Records:
————————

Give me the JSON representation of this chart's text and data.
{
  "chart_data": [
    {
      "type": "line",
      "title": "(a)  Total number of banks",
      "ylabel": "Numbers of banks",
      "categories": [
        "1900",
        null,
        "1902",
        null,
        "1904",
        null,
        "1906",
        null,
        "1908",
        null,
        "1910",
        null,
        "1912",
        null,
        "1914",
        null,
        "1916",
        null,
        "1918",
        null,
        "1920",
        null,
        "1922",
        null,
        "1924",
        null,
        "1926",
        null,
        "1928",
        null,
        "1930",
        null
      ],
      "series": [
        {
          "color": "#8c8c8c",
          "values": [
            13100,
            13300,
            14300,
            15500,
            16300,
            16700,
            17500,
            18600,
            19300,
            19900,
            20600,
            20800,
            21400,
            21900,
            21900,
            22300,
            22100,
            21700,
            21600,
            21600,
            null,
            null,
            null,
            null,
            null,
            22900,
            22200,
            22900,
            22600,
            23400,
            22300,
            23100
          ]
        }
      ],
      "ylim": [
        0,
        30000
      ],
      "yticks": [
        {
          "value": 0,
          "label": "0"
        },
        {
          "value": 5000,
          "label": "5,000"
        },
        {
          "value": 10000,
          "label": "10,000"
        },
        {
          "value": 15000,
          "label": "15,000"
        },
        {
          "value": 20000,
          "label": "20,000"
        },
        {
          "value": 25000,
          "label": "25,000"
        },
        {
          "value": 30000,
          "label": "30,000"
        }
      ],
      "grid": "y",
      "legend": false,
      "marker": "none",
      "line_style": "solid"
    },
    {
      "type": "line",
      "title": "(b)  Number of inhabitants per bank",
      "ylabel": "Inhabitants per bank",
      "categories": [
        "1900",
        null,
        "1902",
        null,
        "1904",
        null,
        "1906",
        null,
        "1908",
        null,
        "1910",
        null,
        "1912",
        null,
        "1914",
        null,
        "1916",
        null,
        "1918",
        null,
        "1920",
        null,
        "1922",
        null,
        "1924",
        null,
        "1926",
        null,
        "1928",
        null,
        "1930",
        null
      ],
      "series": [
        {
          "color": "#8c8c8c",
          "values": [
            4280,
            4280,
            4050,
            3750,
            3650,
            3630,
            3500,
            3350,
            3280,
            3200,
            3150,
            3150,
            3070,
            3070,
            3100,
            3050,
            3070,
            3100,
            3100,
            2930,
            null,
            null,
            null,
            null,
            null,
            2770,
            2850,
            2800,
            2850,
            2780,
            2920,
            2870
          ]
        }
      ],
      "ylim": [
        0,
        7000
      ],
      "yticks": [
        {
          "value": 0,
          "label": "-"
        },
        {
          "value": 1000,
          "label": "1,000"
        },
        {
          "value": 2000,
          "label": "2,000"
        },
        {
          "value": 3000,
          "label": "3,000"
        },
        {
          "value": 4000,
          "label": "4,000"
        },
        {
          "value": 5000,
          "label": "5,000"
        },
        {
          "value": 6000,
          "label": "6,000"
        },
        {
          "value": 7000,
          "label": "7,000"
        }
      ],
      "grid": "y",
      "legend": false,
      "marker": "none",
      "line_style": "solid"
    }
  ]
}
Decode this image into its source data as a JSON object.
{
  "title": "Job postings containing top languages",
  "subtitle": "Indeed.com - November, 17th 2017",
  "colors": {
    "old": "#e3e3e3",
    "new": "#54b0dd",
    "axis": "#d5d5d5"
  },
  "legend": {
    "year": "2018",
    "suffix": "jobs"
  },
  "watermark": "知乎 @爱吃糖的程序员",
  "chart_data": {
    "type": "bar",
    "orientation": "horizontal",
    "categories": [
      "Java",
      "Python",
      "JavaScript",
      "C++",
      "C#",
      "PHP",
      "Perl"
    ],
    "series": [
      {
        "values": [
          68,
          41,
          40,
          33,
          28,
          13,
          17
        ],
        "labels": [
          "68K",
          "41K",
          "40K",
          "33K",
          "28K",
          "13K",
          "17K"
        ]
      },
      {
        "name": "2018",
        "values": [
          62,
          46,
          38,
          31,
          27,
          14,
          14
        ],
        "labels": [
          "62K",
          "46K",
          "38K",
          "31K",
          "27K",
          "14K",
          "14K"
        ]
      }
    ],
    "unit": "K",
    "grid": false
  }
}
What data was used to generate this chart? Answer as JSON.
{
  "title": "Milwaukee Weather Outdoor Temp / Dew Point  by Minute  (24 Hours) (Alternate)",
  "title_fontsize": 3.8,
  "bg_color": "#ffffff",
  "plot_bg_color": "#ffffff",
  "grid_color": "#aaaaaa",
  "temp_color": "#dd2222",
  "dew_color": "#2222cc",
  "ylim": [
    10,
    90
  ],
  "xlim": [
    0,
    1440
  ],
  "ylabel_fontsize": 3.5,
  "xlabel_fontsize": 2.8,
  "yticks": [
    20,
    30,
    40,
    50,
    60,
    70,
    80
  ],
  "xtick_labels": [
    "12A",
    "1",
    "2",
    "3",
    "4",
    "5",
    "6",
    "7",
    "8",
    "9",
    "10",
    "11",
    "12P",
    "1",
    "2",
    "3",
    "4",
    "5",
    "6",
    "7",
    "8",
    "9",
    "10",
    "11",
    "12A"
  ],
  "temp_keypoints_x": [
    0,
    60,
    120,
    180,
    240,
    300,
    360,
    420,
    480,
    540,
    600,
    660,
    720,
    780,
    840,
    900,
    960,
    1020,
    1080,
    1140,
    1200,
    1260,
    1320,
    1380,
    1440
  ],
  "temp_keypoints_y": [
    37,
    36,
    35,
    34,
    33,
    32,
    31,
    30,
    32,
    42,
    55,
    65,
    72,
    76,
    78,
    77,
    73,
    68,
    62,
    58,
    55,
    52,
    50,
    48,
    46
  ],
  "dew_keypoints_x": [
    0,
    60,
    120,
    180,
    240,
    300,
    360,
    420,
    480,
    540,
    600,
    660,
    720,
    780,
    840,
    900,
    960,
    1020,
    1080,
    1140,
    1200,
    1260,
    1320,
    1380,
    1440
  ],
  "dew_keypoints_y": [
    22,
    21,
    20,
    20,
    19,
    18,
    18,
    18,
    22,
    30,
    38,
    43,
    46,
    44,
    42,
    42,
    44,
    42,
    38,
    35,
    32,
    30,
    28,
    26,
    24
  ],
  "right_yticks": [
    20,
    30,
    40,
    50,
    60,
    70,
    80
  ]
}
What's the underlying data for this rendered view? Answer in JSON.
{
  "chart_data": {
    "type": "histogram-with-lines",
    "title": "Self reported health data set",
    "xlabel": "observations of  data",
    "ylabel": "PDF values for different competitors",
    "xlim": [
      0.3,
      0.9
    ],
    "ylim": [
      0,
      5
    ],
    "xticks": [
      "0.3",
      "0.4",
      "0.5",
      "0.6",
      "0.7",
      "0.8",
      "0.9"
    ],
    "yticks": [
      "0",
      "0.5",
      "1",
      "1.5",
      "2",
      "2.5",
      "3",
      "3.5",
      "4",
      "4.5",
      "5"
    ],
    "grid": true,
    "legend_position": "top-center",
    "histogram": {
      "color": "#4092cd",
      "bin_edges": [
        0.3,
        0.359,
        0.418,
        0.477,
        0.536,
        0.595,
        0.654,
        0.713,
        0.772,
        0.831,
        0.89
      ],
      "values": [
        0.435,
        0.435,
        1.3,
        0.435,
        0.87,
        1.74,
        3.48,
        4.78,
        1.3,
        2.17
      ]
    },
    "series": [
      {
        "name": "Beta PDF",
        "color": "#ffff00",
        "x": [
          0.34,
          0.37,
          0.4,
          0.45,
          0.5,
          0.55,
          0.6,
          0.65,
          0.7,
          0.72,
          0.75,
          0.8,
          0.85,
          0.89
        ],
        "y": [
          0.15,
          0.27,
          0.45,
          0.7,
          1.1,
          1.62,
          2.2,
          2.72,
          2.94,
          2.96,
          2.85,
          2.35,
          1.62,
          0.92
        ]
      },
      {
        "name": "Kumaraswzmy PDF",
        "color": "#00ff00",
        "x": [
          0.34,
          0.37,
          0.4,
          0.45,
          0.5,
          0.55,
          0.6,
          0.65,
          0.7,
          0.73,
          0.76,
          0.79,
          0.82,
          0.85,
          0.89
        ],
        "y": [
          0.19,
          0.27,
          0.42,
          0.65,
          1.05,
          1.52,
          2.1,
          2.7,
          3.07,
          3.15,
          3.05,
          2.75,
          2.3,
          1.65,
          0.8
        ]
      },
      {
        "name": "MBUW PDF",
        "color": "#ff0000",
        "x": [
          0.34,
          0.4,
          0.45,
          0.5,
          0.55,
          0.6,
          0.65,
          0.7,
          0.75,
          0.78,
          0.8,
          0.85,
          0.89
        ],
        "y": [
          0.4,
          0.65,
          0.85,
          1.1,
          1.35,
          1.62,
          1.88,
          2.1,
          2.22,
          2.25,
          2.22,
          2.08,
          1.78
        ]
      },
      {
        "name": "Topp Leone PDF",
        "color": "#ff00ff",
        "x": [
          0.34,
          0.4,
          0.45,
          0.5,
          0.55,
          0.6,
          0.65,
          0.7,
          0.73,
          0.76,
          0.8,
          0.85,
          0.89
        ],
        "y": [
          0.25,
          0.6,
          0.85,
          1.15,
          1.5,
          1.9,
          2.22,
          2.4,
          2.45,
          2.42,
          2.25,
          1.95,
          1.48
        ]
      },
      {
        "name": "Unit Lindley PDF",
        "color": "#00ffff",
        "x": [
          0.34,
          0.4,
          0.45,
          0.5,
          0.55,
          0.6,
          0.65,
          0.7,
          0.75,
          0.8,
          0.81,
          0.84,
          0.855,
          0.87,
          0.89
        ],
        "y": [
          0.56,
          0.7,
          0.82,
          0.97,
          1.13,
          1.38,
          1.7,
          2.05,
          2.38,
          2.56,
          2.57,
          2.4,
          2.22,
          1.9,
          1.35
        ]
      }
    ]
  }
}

————————

Problem to work on: Which lines of the material contain the string "Answer"? List each of them.

Correct response:
What data was used to generate this chart? Answer as JSON.
What's the underlying data for this rendered view? Answer in JSON.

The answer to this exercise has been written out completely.